(Figure content listings)
---*---
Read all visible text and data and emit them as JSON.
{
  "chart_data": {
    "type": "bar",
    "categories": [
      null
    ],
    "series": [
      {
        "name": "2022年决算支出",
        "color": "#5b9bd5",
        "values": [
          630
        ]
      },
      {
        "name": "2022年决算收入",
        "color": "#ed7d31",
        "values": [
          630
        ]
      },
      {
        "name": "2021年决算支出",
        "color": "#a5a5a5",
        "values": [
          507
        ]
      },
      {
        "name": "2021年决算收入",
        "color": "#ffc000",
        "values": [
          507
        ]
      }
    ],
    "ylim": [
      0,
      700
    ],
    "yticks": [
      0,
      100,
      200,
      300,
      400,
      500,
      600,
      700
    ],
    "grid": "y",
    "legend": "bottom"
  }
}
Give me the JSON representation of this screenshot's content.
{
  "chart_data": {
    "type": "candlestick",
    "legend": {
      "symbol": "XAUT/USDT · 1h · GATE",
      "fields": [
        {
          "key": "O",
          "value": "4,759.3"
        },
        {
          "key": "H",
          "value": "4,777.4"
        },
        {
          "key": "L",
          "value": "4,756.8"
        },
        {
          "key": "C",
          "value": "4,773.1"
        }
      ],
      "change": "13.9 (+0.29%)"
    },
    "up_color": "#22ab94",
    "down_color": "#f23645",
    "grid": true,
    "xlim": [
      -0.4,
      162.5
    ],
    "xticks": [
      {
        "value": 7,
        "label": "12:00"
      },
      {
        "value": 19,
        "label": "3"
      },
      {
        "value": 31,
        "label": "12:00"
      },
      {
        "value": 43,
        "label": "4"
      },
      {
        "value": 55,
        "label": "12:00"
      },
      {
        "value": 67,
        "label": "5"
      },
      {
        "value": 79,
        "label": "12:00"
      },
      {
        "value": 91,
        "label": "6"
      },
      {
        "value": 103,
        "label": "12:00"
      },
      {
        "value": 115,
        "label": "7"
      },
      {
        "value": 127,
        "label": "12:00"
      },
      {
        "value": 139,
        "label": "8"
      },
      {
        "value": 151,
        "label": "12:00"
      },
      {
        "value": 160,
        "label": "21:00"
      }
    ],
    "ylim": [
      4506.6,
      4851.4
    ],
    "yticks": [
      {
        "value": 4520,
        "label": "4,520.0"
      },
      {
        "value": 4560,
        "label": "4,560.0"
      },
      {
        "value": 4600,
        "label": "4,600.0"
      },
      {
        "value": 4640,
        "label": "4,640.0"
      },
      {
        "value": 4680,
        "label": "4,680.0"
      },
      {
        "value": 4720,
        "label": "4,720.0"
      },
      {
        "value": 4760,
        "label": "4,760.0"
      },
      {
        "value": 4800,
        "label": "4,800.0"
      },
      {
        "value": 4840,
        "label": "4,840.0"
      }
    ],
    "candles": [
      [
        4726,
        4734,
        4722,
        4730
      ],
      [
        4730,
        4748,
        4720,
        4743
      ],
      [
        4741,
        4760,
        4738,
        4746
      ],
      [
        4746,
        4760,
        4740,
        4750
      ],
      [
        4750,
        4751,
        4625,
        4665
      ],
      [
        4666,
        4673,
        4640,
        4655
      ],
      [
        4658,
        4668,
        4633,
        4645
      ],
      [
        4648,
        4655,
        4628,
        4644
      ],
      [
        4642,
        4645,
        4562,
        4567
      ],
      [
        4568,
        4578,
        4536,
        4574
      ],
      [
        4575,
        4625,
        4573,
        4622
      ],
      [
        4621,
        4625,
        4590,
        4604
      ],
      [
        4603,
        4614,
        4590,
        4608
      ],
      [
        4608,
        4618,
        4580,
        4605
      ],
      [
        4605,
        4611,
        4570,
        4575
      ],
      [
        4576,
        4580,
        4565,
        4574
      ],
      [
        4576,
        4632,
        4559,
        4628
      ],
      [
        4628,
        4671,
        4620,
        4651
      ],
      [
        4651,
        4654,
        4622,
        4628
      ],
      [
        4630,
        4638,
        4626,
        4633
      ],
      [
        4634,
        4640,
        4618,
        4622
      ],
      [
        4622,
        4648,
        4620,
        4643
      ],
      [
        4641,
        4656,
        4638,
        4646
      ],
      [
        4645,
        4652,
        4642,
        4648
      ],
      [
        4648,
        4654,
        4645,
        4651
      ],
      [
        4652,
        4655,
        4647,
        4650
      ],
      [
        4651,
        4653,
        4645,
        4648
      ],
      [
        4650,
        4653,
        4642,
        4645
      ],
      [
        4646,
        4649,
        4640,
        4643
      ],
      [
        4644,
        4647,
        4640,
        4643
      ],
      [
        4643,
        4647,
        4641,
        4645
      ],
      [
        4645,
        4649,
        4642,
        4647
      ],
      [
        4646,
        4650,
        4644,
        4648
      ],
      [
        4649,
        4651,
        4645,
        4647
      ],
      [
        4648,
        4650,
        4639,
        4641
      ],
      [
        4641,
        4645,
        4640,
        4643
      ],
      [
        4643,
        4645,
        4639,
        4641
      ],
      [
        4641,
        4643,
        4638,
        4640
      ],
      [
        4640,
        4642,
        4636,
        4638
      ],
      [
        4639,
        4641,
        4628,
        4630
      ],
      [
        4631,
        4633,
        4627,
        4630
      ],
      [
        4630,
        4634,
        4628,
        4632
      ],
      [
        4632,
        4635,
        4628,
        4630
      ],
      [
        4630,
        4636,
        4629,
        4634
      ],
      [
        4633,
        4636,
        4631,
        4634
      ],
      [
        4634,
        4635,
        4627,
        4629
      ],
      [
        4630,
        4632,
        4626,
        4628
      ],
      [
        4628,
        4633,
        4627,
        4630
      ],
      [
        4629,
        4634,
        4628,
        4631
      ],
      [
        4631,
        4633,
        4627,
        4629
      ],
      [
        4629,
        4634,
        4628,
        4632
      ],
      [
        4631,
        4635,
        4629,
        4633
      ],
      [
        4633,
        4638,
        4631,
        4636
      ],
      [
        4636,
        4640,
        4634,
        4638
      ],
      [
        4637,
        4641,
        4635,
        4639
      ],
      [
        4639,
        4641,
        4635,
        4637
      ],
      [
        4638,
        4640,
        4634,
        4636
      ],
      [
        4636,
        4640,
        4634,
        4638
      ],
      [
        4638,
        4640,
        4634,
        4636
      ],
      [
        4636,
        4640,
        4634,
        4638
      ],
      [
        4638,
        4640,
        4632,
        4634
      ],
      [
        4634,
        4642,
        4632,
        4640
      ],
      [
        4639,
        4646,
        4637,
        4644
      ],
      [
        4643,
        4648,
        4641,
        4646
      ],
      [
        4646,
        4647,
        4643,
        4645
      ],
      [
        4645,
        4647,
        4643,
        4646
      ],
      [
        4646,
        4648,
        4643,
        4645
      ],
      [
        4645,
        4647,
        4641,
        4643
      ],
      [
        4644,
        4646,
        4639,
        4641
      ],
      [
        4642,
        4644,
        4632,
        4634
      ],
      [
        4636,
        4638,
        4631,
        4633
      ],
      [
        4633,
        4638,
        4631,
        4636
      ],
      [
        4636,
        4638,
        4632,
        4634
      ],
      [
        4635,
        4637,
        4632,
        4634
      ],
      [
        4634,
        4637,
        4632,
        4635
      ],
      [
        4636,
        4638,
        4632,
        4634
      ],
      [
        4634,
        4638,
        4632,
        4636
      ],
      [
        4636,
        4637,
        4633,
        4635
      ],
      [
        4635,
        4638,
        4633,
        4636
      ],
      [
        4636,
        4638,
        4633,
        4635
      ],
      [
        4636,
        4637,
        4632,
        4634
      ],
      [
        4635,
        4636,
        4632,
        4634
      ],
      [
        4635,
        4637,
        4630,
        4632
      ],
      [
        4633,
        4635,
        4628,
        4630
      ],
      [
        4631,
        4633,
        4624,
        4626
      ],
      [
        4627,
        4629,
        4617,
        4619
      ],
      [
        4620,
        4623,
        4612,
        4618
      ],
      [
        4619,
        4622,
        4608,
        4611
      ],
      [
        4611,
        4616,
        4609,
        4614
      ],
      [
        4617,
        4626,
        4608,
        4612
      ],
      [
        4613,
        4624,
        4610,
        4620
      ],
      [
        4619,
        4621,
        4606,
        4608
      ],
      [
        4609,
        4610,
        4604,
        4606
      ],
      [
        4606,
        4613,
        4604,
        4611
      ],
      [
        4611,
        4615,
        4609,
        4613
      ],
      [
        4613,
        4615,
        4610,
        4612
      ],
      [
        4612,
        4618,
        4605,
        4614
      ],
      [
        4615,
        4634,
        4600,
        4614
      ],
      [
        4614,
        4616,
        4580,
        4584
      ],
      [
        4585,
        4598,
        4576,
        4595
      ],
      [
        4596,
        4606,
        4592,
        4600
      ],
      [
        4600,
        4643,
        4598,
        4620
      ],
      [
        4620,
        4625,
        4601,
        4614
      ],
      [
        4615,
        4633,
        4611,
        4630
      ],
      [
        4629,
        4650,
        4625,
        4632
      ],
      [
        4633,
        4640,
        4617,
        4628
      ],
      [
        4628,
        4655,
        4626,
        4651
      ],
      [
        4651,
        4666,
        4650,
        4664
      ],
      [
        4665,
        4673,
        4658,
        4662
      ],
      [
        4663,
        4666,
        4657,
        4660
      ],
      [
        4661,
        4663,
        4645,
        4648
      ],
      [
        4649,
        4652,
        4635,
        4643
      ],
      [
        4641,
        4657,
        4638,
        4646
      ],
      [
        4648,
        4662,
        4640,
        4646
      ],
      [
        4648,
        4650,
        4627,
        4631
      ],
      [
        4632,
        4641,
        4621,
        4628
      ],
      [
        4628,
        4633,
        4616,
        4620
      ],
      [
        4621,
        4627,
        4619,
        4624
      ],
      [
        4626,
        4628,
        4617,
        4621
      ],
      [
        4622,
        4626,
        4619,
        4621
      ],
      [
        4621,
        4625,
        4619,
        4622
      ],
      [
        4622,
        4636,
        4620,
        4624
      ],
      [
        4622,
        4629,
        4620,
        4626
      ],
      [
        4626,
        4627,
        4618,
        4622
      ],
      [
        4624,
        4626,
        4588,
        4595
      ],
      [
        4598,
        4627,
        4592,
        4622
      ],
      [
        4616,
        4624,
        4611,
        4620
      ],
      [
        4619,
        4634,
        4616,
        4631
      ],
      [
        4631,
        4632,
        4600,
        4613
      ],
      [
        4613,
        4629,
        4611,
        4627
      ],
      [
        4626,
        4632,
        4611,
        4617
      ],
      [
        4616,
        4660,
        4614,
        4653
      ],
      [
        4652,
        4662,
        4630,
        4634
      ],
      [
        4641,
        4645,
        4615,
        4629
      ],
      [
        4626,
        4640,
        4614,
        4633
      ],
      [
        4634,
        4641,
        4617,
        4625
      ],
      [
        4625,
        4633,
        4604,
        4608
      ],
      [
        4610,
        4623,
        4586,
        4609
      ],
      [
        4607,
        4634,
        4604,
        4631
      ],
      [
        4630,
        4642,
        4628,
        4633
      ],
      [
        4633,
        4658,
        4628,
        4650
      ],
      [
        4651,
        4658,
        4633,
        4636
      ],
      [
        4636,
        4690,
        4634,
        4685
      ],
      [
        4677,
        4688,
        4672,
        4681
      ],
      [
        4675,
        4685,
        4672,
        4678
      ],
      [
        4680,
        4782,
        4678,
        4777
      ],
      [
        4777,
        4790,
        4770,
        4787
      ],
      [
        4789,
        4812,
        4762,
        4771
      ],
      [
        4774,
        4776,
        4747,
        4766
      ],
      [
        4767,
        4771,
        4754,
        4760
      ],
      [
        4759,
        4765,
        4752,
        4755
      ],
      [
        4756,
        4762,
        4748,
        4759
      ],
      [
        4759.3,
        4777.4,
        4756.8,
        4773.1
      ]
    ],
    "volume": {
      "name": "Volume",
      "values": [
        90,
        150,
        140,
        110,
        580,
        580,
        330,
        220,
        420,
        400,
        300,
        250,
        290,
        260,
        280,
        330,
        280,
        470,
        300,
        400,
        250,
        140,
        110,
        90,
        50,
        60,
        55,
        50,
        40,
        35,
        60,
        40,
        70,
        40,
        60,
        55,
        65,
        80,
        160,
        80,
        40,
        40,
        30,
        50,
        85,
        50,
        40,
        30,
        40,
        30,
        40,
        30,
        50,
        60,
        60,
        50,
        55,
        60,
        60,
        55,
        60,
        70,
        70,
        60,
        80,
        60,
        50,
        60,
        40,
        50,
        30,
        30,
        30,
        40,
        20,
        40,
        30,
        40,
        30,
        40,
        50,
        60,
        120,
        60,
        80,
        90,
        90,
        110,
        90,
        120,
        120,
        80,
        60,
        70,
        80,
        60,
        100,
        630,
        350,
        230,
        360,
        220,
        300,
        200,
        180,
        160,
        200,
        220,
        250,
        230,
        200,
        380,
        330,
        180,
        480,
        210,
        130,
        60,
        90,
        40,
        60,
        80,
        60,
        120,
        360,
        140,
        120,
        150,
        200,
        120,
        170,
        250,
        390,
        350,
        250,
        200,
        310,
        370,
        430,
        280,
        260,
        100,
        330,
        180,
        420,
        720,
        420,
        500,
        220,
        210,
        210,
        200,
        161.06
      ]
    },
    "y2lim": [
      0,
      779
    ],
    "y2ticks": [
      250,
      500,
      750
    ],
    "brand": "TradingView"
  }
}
---*---
From the entries above, select each line containing the string "JSON".

Result of this task:
Read all visible text and data and emit them as JSON.
Give me the JSON representation of this screenshot's content.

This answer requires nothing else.